**Stated exercise**
Pick out and copy every line of the items below that contains the string "σciB". Treat uppercase and lowercase letters as different.

**Element position data**
________________________________________

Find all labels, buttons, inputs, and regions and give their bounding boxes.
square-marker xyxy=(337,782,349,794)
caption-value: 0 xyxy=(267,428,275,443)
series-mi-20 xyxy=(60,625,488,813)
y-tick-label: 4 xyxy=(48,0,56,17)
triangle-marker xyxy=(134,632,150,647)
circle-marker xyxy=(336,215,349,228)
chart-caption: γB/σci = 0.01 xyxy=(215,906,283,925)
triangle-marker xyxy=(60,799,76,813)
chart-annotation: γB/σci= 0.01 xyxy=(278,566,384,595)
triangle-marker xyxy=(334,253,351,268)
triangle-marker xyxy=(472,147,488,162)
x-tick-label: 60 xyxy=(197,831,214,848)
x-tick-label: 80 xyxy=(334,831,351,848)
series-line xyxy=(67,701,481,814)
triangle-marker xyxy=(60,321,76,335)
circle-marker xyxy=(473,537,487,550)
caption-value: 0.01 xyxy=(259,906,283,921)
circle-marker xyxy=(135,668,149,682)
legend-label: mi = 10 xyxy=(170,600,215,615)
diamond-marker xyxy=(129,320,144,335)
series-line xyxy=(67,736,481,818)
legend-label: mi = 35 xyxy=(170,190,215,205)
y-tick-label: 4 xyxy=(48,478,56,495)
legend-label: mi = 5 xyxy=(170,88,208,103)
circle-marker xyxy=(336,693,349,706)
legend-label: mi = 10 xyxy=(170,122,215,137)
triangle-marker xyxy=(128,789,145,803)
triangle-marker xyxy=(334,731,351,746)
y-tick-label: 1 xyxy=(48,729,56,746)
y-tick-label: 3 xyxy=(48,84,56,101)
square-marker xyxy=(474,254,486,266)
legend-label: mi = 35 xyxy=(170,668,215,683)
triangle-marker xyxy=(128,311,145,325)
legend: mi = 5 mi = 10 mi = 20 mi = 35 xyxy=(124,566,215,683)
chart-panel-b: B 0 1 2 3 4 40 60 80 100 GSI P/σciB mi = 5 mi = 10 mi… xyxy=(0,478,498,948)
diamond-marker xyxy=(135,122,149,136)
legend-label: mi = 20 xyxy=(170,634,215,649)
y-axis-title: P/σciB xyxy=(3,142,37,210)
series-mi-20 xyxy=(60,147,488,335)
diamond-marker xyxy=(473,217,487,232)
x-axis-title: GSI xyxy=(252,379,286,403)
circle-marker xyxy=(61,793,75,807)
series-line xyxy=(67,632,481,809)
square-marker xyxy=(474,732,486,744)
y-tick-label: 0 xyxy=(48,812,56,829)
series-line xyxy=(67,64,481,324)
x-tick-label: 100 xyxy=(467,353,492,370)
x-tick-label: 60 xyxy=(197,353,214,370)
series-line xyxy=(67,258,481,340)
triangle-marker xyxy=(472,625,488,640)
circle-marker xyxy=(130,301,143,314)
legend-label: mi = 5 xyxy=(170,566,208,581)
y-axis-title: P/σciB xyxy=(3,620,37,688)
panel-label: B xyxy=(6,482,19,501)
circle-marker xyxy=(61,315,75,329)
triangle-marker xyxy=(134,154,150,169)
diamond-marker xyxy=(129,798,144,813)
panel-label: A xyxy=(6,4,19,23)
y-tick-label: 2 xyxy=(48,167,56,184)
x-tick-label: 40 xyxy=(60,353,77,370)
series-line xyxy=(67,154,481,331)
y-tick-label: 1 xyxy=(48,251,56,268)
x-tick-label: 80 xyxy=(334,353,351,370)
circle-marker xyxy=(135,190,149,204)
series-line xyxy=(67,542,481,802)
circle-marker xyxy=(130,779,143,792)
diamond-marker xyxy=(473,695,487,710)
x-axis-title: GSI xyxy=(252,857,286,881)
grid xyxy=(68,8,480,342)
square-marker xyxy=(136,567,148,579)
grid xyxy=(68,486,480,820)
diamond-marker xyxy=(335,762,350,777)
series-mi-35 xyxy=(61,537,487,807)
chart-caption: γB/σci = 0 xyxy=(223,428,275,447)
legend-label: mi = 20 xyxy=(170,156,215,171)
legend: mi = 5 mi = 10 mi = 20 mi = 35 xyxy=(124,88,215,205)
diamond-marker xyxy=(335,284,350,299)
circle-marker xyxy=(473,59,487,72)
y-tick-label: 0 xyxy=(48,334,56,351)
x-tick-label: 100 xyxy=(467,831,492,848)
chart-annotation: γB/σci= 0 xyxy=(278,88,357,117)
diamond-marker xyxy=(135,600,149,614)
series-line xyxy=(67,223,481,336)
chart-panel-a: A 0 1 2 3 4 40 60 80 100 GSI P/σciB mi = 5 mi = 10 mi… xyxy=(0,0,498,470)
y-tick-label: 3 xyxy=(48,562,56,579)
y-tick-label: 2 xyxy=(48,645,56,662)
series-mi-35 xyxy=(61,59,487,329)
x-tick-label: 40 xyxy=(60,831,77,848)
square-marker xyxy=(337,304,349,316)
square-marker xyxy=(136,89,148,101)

________________________________________

**Response to this task**
chart-panel-b: B 0 1 2 3 4 40 60 80 100 GSI P/σciB mi = 5 mi = 10 mi… xyxy=(0,478,498,948)
y-axis-title: P/σciB xyxy=(3,142,37,210)
y-axis-title: P/σciB xyxy=(3,620,37,688)
chart-panel-a: A 0 1 2 3 4 40 60 80 100 GSI P/σciB mi = 5 mi = 10 mi… xyxy=(0,0,498,470)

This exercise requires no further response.